§ TASK STATEMENT:
Your answer should be a single number: the count of lines containing the string "wave".

§ ROWS:
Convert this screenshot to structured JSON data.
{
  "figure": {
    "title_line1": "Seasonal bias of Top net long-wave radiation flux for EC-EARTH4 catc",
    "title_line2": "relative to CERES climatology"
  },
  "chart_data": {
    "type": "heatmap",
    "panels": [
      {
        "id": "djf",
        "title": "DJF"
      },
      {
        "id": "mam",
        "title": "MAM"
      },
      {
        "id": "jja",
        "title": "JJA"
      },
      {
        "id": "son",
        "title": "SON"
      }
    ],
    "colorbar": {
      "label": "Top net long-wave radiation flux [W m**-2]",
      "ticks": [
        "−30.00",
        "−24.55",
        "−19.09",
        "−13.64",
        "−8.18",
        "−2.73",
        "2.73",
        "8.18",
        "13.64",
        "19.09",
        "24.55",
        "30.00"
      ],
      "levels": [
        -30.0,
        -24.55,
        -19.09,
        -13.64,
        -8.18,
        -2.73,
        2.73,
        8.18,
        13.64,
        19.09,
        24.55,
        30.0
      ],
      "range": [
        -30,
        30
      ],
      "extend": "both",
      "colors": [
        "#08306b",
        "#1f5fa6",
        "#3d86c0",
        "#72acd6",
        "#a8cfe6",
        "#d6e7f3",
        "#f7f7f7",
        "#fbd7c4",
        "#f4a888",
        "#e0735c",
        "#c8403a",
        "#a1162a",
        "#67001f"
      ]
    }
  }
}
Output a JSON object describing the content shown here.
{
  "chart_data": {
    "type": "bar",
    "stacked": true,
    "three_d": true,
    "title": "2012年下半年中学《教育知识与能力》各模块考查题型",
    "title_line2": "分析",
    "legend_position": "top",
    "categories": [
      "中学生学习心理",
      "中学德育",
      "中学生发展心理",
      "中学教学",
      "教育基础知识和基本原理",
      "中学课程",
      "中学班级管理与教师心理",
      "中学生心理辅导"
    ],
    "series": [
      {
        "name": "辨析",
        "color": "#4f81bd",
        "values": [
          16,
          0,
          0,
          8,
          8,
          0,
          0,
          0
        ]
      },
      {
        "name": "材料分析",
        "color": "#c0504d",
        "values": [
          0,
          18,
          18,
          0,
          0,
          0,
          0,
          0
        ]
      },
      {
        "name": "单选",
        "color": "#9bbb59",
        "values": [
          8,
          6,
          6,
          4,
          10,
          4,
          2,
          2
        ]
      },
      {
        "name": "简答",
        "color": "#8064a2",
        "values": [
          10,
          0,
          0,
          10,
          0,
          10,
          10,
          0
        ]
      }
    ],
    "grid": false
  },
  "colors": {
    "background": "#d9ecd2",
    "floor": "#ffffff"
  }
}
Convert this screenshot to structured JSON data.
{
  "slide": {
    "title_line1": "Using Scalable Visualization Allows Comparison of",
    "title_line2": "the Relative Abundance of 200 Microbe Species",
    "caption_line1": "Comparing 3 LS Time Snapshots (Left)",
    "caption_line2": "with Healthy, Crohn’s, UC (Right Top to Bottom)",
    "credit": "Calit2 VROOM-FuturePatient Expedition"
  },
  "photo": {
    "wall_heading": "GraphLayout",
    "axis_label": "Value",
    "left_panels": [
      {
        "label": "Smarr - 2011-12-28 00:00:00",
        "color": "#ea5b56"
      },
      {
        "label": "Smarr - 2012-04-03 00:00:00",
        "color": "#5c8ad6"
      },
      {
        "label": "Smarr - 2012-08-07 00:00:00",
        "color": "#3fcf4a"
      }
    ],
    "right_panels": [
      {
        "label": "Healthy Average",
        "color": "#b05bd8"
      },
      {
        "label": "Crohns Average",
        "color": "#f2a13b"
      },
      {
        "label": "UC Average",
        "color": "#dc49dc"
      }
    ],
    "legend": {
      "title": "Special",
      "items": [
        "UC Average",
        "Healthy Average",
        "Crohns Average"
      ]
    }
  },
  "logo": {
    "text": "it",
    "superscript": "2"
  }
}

§ RESULT BELOW:
2